### STATED EXERCISE
Return exactly the lines that run from the one containing "Type out the text in this image." to the end of the entries, with both ends included.

### TASK MATERIAL
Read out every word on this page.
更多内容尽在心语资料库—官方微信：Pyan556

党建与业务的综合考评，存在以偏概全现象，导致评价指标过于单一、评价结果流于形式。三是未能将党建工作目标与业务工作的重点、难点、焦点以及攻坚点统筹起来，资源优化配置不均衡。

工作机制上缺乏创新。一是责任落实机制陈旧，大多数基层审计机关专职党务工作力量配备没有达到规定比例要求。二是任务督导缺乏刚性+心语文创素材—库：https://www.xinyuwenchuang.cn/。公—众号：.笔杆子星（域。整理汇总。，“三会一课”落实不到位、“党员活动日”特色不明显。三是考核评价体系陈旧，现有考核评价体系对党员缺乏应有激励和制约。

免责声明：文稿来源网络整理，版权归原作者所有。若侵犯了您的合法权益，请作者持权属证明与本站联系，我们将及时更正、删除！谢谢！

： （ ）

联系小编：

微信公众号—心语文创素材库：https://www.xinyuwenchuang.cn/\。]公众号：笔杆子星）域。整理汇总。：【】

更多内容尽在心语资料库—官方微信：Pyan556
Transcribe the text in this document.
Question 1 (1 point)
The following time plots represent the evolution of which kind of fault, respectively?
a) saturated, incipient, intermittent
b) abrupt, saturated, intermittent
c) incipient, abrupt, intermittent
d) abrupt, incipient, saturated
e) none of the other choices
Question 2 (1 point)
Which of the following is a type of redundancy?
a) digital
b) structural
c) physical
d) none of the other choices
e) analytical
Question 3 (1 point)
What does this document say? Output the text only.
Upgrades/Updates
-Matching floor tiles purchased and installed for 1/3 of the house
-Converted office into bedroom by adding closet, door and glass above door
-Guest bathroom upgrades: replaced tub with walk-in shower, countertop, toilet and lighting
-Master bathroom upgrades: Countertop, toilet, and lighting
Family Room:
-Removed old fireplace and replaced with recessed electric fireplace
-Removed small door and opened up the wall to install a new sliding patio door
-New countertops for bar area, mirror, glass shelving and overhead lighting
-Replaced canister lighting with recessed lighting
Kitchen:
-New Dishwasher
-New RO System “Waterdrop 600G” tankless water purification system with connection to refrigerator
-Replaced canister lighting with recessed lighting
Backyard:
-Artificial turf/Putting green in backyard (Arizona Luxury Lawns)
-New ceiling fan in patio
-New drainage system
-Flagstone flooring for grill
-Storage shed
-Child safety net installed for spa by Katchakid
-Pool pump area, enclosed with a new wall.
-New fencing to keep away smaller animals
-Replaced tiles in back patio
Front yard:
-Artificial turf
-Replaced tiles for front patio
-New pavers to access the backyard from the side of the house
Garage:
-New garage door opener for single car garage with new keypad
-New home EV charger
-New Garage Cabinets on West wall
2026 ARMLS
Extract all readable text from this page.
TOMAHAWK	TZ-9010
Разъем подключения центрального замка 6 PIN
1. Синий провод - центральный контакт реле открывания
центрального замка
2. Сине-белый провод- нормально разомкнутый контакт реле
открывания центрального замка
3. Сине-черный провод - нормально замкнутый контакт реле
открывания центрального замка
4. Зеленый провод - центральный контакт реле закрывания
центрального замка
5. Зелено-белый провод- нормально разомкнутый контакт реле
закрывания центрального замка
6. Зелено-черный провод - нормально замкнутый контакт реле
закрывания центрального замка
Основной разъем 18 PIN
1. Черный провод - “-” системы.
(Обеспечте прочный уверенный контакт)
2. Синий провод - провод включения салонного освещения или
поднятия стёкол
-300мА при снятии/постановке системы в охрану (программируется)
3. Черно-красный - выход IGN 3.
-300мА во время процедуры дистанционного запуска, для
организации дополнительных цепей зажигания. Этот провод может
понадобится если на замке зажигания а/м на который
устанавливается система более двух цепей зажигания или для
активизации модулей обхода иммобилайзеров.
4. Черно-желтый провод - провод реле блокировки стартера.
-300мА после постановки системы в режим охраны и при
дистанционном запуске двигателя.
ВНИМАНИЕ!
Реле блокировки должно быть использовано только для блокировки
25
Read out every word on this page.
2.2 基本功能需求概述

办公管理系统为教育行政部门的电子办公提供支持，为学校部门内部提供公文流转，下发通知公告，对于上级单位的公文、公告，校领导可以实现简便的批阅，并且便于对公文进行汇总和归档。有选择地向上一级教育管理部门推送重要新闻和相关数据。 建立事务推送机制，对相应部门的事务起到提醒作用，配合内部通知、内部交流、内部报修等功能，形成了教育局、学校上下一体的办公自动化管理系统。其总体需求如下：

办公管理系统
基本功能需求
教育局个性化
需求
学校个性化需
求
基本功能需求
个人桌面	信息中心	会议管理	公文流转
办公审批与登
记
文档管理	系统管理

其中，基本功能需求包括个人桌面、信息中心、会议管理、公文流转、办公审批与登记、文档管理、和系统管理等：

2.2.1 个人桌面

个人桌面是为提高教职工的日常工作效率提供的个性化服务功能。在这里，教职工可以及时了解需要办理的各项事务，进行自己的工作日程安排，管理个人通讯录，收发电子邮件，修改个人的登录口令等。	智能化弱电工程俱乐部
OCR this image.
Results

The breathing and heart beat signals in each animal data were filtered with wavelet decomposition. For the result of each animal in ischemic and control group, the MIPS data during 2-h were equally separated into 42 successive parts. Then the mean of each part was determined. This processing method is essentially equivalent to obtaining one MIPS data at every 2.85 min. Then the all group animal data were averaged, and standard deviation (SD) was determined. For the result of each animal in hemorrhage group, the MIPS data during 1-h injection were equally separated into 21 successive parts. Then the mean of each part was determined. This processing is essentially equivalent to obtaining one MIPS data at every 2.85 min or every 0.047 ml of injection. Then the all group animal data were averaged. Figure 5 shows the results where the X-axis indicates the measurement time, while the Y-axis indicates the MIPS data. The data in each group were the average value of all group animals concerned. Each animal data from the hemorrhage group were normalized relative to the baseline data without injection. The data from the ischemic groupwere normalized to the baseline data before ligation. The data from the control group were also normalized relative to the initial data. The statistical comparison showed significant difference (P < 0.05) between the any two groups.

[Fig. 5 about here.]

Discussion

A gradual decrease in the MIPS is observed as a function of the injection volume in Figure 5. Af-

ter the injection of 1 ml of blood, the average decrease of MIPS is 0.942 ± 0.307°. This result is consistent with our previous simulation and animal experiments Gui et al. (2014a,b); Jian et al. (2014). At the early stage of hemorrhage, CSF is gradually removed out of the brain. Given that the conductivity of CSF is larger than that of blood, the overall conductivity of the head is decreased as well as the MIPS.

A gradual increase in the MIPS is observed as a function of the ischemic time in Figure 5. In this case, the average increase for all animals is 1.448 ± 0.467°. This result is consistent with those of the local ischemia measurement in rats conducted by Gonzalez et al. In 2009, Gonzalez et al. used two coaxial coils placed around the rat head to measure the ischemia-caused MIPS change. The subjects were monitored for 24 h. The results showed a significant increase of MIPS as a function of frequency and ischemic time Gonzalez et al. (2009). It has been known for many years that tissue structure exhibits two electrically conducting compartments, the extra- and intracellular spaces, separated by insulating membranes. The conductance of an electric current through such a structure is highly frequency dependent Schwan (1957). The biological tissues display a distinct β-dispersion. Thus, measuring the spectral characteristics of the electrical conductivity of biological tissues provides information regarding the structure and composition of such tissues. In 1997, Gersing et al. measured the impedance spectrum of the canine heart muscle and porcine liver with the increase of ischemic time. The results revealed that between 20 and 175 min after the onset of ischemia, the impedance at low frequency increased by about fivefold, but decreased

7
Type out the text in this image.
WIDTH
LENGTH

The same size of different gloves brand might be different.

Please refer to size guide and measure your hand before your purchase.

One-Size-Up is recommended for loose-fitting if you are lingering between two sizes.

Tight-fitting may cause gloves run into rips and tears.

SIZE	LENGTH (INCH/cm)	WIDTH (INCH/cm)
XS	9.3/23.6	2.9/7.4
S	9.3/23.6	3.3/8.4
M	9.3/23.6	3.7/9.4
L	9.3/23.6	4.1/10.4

### IN RESPONSE
Type out the text in this image.
WIDTH
LENGTH

The same size of different gloves brand might be different.

Please refer to size guide and measure your hand before your purchase.

One-Size-Up is recommended for loose-fitting if you are lingering between two sizes.

Tight-fitting may cause gloves run into rips and tears.

SIZE	LENGTH (INCH/cm)	WIDTH (INCH/cm)
XS	9.3/23.6	2.9/7.4
S	9.3/23.6	3.3/8.4
M	9.3/23.6	3.7/9.4
L	9.3/23.6	4.1/10.4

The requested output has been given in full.